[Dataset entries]
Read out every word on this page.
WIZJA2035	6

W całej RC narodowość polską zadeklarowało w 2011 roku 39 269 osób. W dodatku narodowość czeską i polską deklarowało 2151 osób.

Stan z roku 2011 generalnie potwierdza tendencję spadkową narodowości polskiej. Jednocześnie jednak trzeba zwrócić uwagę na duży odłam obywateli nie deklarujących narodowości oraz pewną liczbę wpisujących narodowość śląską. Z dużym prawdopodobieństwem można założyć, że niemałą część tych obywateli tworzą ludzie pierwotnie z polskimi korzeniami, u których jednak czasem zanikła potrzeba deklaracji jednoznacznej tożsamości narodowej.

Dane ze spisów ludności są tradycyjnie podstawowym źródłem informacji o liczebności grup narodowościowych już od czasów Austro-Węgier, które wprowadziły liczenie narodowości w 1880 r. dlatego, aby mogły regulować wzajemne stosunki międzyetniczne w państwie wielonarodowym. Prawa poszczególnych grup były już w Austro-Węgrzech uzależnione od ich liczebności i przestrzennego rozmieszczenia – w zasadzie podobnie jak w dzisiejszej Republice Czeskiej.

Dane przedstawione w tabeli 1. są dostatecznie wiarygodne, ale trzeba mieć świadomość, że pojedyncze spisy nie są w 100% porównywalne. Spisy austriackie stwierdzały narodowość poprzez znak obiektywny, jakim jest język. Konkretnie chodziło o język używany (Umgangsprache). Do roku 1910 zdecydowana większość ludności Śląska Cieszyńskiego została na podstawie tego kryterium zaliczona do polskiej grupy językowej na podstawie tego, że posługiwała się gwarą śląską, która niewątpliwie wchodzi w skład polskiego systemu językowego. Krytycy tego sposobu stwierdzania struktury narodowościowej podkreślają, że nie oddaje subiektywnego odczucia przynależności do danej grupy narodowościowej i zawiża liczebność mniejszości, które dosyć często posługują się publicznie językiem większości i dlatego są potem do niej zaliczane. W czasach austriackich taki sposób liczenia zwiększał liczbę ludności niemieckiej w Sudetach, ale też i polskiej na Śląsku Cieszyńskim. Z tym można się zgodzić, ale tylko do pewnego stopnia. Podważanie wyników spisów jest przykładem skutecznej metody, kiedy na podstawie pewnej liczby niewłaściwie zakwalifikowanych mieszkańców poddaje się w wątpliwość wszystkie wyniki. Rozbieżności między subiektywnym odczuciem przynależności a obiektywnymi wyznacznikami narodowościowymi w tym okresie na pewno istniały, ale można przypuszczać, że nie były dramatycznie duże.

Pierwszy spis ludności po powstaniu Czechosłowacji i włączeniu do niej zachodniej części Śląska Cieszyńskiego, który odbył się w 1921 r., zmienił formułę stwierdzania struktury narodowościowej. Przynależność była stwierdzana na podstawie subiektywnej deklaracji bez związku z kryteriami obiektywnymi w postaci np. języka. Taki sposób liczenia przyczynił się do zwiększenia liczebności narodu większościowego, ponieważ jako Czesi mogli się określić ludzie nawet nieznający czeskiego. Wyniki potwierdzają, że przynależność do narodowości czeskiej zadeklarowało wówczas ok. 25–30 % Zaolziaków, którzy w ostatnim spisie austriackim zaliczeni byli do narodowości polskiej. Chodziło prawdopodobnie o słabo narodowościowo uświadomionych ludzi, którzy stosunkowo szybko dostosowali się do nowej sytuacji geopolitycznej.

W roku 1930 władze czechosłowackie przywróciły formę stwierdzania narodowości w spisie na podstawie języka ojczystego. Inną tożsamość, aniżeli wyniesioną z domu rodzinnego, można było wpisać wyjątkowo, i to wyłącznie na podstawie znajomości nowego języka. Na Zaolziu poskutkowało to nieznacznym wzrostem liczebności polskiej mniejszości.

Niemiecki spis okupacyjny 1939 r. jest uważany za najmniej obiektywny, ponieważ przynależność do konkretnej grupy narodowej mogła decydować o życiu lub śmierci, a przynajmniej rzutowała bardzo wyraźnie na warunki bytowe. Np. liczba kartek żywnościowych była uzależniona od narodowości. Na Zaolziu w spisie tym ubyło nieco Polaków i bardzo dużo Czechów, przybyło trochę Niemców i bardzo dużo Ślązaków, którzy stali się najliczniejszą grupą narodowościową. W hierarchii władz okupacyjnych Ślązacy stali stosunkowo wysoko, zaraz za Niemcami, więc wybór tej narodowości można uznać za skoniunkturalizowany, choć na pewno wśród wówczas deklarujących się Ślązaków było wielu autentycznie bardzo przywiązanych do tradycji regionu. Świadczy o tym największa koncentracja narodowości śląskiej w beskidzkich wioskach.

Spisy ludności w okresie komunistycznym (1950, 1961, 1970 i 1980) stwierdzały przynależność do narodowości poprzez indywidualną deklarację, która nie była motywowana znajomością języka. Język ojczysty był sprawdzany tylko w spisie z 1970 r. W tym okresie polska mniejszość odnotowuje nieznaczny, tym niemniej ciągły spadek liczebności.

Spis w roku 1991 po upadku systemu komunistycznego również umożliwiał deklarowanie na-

** EXERCISE **
Take the entries above and copy them out exactly.

** SOLUTION FOR THIS EXERCISE **
Read out every word on this page.
WIZJA2035	6

W całej RC narodowość polską zadeklarowało w 2011 roku 39 269 osób. W dodatku narodowość czeską i polską deklarowało 2151 osób.

Stan z roku 2011 generalnie potwierdza tendencję spadkową narodowości polskiej. Jednocześnie jednak trzeba zwrócić uwagę na duży odłam obywateli nie deklarujących narodowości oraz pewną liczbę wpisujących narodowość śląską. Z dużym prawdopodobieństwem można założyć, że niemałą część tych obywateli tworzą ludzie pierwotnie z polskimi korzeniami, u których jednak czasem zanikła potrzeba deklaracji jednoznacznej tożsamości narodowej.

Dane ze spisów ludności są tradycyjnie podstawowym źródłem informacji o liczebności grup narodowościowych już od czasów Austro-Węgier, które wprowadziły liczenie narodowości w 1880 r. dlatego, aby mogły regulować wzajemne stosunki międzyetniczne w państwie wielonarodowym. Prawa poszczególnych grup były już w Austro-Węgrzech uzależnione od ich liczebności i przestrzennego rozmieszczenia – w zasadzie podobnie jak w dzisiejszej Republice Czeskiej.

Dane przedstawione w tabeli 1. są dostatecznie wiarygodne, ale trzeba mieć świadomość, że pojedyncze spisy nie są w 100% porównywalne. Spisy austriackie stwierdzały narodowość poprzez znak obiektywny, jakim jest język. Konkretnie chodziło o język używany (Umgangsprache). Do roku 1910 zdecydowana większość ludności Śląska Cieszyńskiego została na podstawie tego kryterium zaliczona do polskiej grupy językowej na podstawie tego, że posługiwała się gwarą śląską, która niewątpliwie wchodzi w skład polskiego systemu językowego. Krytycy tego sposobu stwierdzania struktury narodowościowej podkreślają, że nie oddaje subiektywnego odczucia przynależności do danej grupy narodowościowej i zawiża liczebność mniejszości, które dosyć często posługują się publicznie językiem większości i dlatego są potem do niej zaliczane. W czasach austriackich taki sposób liczenia zwiększał liczbę ludności niemieckiej w Sudetach, ale też i polskiej na Śląsku Cieszyńskim. Z tym można się zgodzić, ale tylko do pewnego stopnia. Podważanie wyników spisów jest przykładem skutecznej metody, kiedy na podstawie pewnej liczby niewłaściwie zakwalifikowanych mieszkańców poddaje się w wątpliwość wszystkie wyniki. Rozbieżności między subiektywnym odczuciem przynależności a obiektywnymi wyznacznikami narodowościowymi w tym okresie na pewno istniały, ale można przypuszczać, że nie były dramatycznie duże.

Pierwszy spis ludności po powstaniu Czechosłowacji i włączeniu do niej zachodniej części Śląska Cieszyńskiego, który odbył się w 1921 r., zmienił formułę stwierdzania struktury narodowościowej. Przynależność była stwierdzana na podstawie subiektywnej deklaracji bez związku z kryteriami obiektywnymi w postaci np. języka. Taki sposób liczenia przyczynił się do zwiększenia liczebności narodu większościowego, ponieważ jako Czesi mogli się określić ludzie nawet nieznający czeskiego. Wyniki potwierdzają, że przynależność do narodowości czeskiej zadeklarowało wówczas ok. 25–30 % Zaolziaków, którzy w ostatnim spisie austriackim zaliczeni byli do narodowości polskiej. Chodziło prawdopodobnie o słabo narodowościowo uświadomionych ludzi, którzy stosunkowo szybko dostosowali się do nowej sytuacji geopolitycznej.

W roku 1930 władze czechosłowackie przywróciły formę stwierdzania narodowości w spisie na podstawie języka ojczystego. Inną tożsamość, aniżeli wyniesioną z domu rodzinnego, można było wpisać wyjątkowo, i to wyłącznie na podstawie znajomości nowego języka. Na Zaolziu poskutkowało to nieznacznym wzrostem liczebności polskiej mniejszości.

Niemiecki spis okupacyjny 1939 r. jest uważany za najmniej obiektywny, ponieważ przynależność do konkretnej grupy narodowej mogła decydować o życiu lub śmierci, a przynajmniej rzutowała bardzo wyraźnie na warunki bytowe. Np. liczba kartek żywnościowych była uzależniona od narodowości. Na Zaolziu w spisie tym ubyło nieco Polaków i bardzo dużo Czechów, przybyło trochę Niemców i bardzo dużo Ślązaków, którzy stali się najliczniejszą grupą narodowościową. W hierarchii władz okupacyjnych Ślązacy stali stosunkowo wysoko, zaraz za Niemcami, więc wybór tej narodowości można uznać za skoniunkturalizowany, choć na pewno wśród wówczas deklarujących się Ślązaków było wielu autentycznie bardzo przywiązanych do tradycji regionu. Świadczy o tym największa koncentracja narodowości śląskiej w beskidzkich wioskach.

Spisy ludności w okresie komunistycznym (1950, 1961, 1970 i 1980) stwierdzały przynależność do narodowości poprzez indywidualną deklarację, która nie była motywowana znajomością języka. Język ojczysty był sprawdzany tylko w spisie z 1970 r. W tym okresie polska mniejszość odnotowuje nieznaczny, tym niemniej ciągły spadek liczebności.

Spis w roku 1991 po upadku systemu komunistycznego również umożliwiał deklarowanie na-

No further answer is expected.